Supplied material
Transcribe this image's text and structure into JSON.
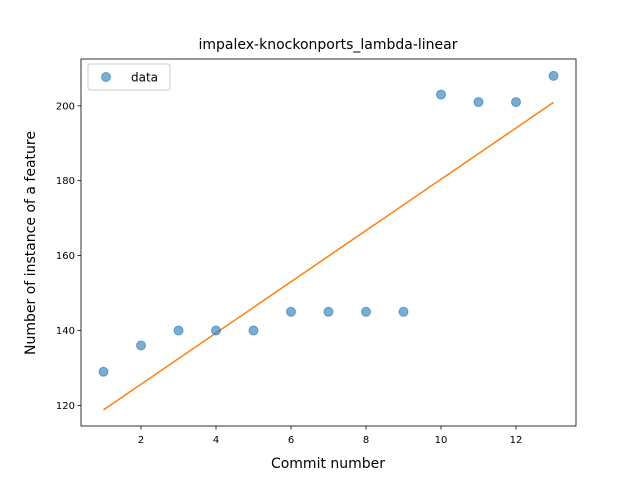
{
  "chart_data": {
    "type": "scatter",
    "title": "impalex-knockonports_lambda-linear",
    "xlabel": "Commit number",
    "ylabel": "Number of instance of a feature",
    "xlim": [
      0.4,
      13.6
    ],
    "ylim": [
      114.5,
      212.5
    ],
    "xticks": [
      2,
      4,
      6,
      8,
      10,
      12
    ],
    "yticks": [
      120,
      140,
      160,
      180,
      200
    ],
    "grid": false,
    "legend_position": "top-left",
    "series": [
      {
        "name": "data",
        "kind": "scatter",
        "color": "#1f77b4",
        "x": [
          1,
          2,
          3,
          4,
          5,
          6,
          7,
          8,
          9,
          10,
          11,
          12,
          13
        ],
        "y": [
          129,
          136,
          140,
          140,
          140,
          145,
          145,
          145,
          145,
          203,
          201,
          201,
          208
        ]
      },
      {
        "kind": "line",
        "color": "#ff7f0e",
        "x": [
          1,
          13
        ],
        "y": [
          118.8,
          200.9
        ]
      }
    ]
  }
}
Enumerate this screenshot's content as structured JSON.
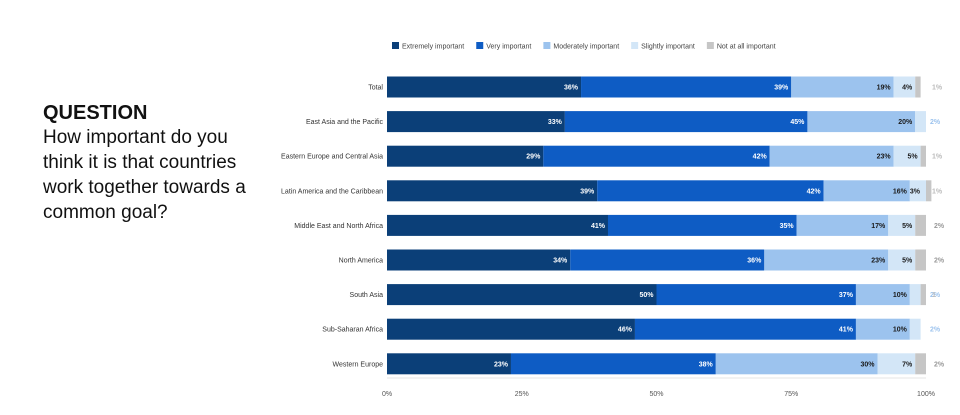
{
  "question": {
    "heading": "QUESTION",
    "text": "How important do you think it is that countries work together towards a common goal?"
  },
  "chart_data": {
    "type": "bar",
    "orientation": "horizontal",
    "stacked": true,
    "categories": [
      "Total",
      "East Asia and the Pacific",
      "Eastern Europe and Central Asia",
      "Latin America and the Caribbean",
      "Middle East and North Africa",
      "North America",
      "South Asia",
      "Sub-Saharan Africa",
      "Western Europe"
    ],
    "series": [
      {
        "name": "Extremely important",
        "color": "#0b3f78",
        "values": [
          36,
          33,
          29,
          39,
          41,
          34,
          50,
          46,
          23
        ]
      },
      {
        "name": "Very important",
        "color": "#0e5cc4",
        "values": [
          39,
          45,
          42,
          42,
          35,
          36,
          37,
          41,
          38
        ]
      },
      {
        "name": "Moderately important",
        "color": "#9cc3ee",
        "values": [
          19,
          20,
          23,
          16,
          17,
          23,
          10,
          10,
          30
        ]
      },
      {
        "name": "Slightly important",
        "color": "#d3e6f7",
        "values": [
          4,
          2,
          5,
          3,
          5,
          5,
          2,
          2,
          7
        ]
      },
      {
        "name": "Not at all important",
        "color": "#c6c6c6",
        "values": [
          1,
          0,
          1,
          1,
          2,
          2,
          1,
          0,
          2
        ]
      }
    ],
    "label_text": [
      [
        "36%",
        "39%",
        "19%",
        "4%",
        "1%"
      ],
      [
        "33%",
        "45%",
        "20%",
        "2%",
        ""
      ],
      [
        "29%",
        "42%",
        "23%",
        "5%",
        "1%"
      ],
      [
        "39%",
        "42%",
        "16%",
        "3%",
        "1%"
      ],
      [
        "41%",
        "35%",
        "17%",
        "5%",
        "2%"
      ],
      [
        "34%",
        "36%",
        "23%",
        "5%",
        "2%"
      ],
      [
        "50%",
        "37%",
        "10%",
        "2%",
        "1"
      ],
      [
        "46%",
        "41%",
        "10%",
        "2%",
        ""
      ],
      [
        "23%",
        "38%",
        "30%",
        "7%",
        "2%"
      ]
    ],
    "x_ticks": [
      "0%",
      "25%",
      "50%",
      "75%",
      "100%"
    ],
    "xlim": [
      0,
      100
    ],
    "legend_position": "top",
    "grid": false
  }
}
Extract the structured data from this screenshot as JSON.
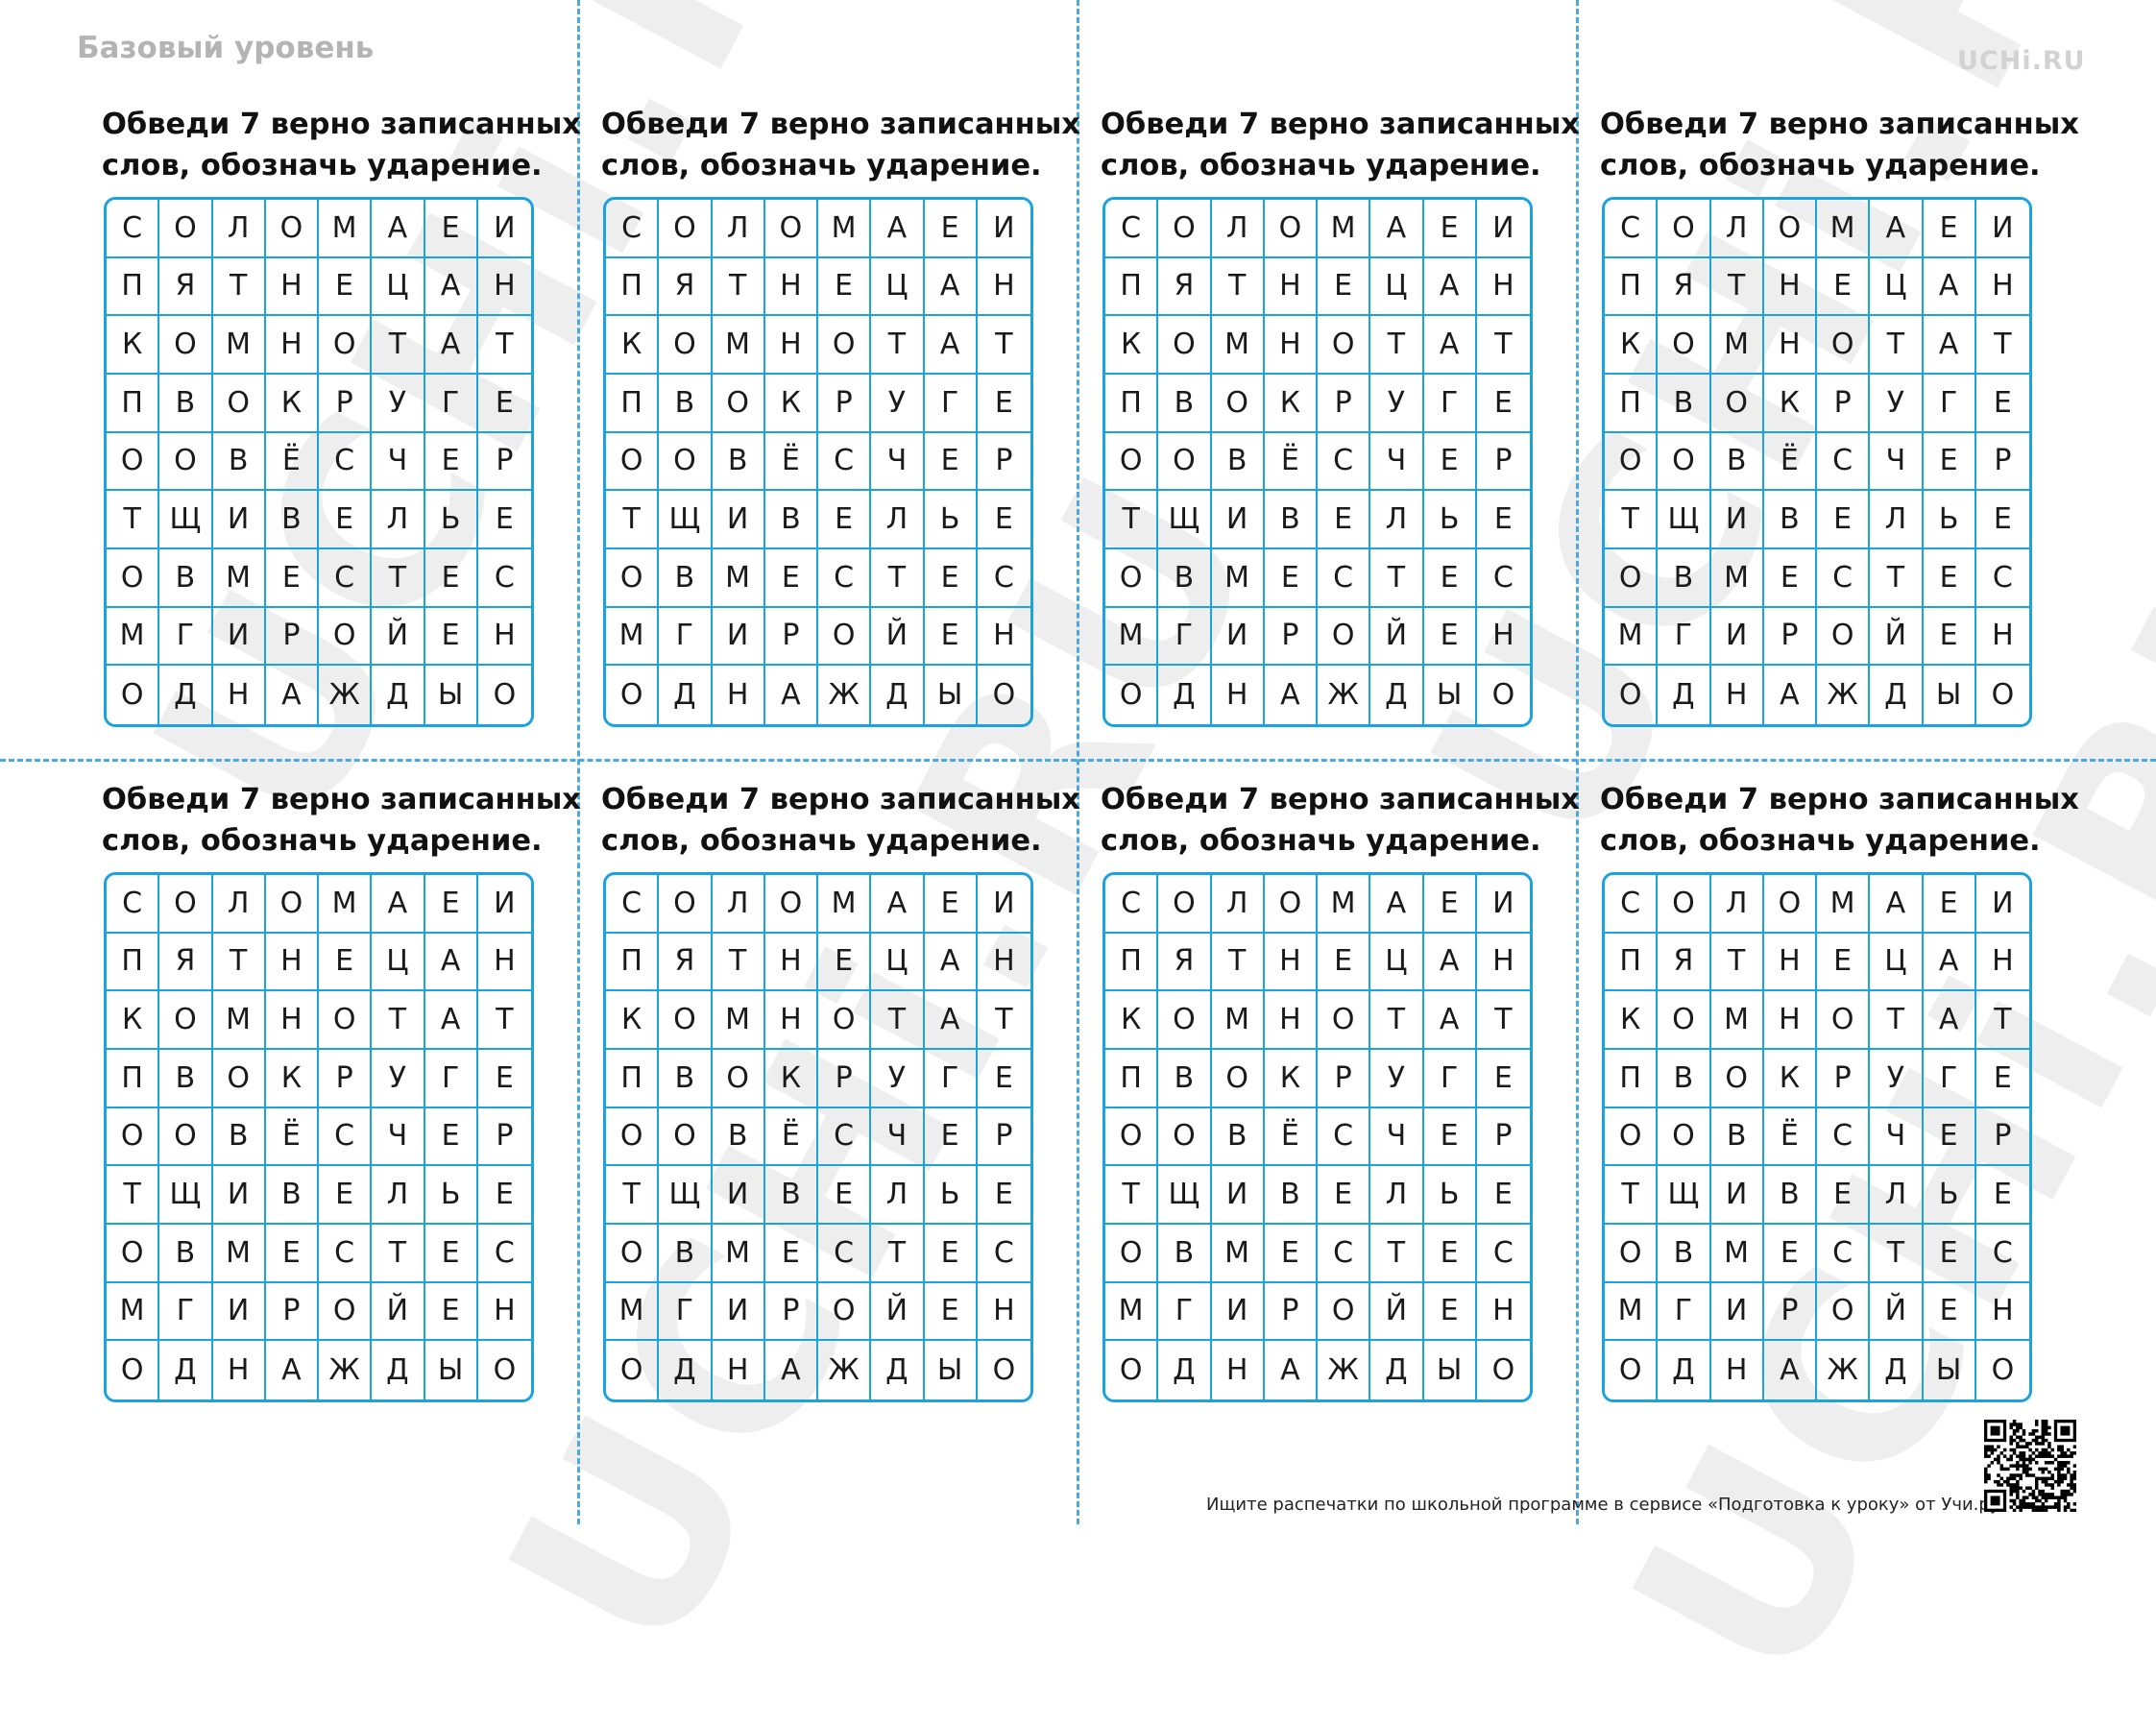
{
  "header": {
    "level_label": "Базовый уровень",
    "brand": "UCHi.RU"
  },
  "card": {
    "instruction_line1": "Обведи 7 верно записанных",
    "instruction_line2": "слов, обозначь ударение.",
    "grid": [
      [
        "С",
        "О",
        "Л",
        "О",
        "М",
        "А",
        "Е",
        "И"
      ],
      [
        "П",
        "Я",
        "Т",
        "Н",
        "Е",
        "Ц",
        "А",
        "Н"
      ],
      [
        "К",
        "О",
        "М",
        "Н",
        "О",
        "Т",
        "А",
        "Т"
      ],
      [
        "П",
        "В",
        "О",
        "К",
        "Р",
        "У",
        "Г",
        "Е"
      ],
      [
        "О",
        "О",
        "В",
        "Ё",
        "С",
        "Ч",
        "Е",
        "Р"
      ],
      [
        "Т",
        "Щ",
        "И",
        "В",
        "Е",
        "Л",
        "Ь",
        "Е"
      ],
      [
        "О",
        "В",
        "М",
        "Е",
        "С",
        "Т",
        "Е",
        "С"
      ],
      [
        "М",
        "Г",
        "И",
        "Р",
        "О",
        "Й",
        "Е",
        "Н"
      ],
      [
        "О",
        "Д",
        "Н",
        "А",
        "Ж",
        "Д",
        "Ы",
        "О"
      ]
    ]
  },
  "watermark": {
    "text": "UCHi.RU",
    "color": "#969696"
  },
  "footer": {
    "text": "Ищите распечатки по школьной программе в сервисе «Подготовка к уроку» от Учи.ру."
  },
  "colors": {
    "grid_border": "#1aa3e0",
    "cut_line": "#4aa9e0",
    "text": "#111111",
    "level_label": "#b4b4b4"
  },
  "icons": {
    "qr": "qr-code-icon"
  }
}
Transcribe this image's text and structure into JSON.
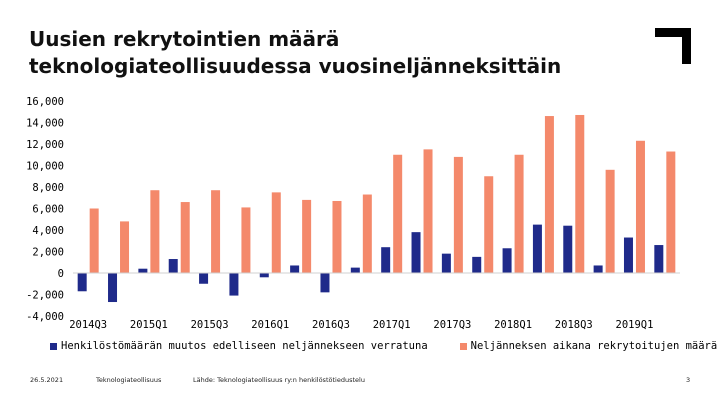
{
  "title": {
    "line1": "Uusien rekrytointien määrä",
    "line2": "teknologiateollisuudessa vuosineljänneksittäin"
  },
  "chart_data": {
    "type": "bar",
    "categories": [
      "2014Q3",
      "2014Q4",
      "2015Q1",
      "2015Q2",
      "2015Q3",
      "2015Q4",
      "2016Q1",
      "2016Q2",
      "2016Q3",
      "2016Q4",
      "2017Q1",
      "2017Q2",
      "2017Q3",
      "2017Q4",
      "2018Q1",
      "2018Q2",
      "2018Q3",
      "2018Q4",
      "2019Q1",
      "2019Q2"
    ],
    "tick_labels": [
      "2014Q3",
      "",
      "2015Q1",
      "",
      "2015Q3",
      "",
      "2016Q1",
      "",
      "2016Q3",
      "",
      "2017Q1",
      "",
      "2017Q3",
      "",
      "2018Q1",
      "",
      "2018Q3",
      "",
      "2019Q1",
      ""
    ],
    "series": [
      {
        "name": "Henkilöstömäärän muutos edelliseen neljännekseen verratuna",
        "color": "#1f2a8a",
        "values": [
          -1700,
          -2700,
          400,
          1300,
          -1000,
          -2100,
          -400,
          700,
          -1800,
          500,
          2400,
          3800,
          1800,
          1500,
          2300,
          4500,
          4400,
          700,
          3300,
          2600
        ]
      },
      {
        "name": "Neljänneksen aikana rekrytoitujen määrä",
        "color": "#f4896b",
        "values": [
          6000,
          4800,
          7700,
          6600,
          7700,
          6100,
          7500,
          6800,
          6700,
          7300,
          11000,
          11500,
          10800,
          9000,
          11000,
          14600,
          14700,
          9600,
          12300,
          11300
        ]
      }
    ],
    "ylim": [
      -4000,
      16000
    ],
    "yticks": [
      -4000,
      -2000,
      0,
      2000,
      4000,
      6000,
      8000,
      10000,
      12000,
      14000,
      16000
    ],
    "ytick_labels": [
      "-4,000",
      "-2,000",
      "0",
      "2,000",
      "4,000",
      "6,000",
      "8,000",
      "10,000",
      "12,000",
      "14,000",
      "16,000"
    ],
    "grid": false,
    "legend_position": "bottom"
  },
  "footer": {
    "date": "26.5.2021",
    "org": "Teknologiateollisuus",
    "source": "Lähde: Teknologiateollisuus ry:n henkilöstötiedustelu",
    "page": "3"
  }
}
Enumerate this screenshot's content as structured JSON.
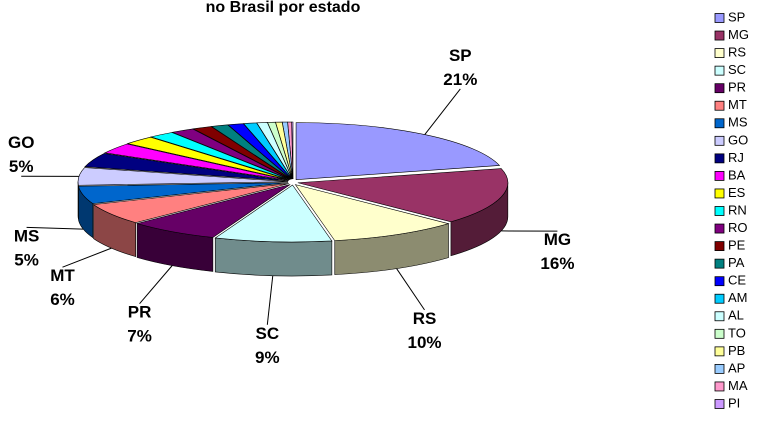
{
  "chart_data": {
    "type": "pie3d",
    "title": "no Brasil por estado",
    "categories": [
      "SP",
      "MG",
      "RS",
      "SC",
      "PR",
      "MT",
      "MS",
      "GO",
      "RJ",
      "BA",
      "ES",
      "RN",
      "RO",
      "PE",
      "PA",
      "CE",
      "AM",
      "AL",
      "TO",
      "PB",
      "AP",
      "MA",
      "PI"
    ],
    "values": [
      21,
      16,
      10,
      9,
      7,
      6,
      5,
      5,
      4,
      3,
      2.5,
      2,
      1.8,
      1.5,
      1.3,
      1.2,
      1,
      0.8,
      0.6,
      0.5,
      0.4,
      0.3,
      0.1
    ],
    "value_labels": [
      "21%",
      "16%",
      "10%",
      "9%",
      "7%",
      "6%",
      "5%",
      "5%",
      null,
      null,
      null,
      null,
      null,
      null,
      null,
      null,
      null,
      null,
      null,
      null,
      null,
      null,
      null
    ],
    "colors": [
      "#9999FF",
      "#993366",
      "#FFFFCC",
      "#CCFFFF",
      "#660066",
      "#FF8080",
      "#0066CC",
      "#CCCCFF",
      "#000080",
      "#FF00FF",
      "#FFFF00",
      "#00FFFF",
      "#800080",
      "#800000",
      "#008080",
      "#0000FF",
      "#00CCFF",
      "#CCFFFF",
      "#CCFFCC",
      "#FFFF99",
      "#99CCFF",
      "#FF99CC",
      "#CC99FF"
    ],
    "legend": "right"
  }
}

Problem to work on
Wherever the word "Africa" occurs in a line of the listing, copy that line.

Written reply
      "Middle East and North Africa",
      "Sub-Saharan Africa",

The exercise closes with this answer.